Data excerpts
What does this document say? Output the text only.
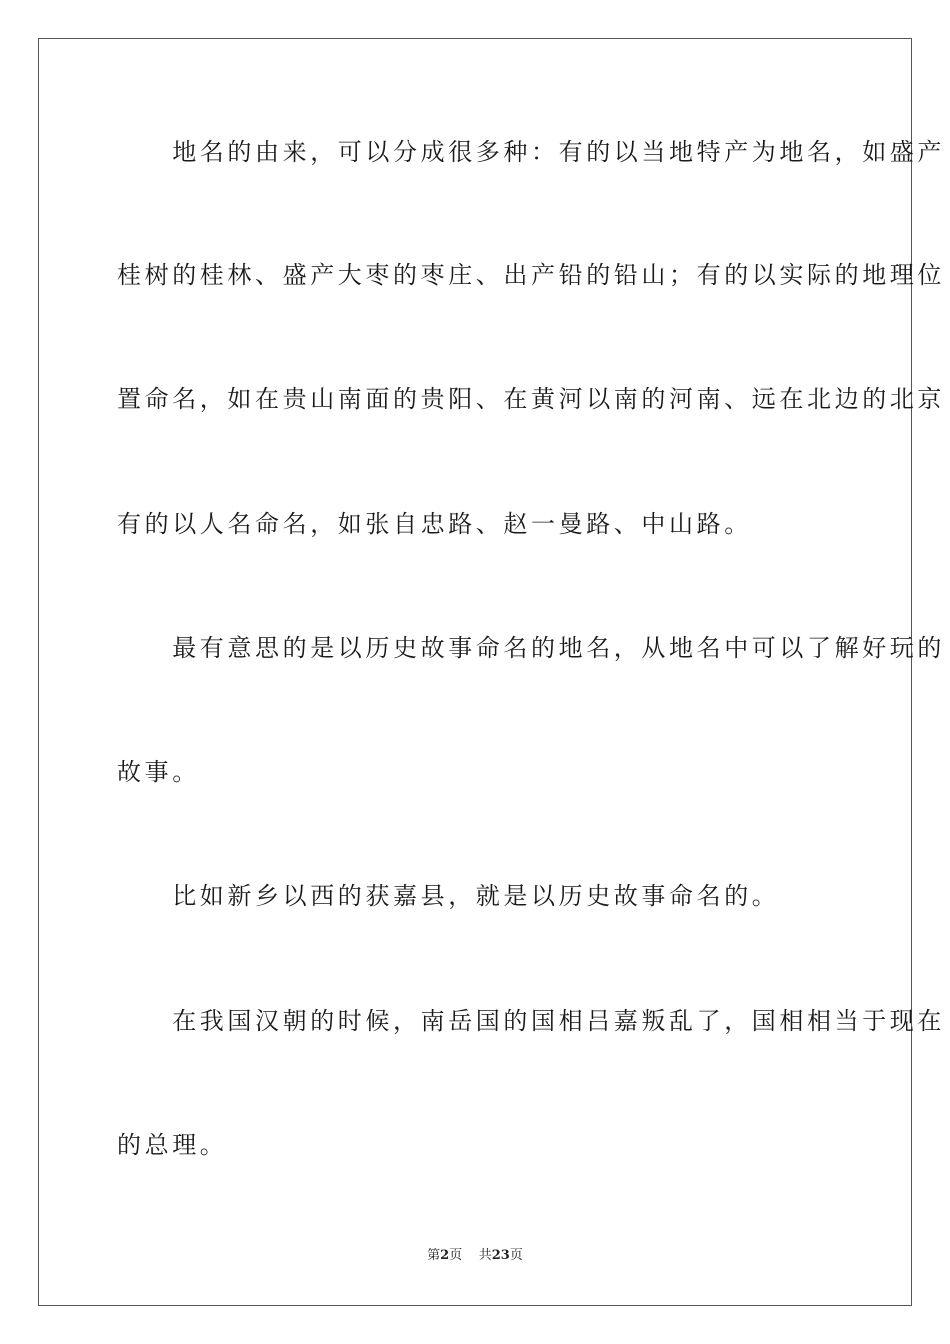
　　地名的由来，可以分成很多种：有的以当地特产为地名，如盛产

桂树的桂林、盛产大枣的枣庄、出产铅的铅山；有的以实际的地理位

置命名，如在贵山南面的贵阳、在黄河以南的河南、远在北边的北京

有的以人名命名，如张自忠路、赵一曼路、中山路。

　　最有意思的是以历史故事命名的地名，从地名中可以了解好玩的

故事。

　　比如新乡以西的获嘉县，就是以历史故事命名的。

　　在我国汉朝的时候，南岳国的国相吕嘉叛乱了，国相相当于现在

的总理。

第2页 共23页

▸ Exercise description
Return the listing above in full and without alteration, excluding its pictures.

▸ Correct result
What does this document say? Output the text only.
　　地名的由来，可以分成很多种：有的以当地特产为地名，如盛产

桂树的桂林、盛产大枣的枣庄、出产铅的铅山；有的以实际的地理位

置命名，如在贵山南面的贵阳、在黄河以南的河南、远在北边的北京

有的以人名命名，如张自忠路、赵一曼路、中山路。

　　最有意思的是以历史故事命名的地名，从地名中可以了解好玩的

故事。

　　比如新乡以西的获嘉县，就是以历史故事命名的。

　　在我国汉朝的时候，南岳国的国相吕嘉叛乱了，国相相当于现在

的总理。

第2页 共23页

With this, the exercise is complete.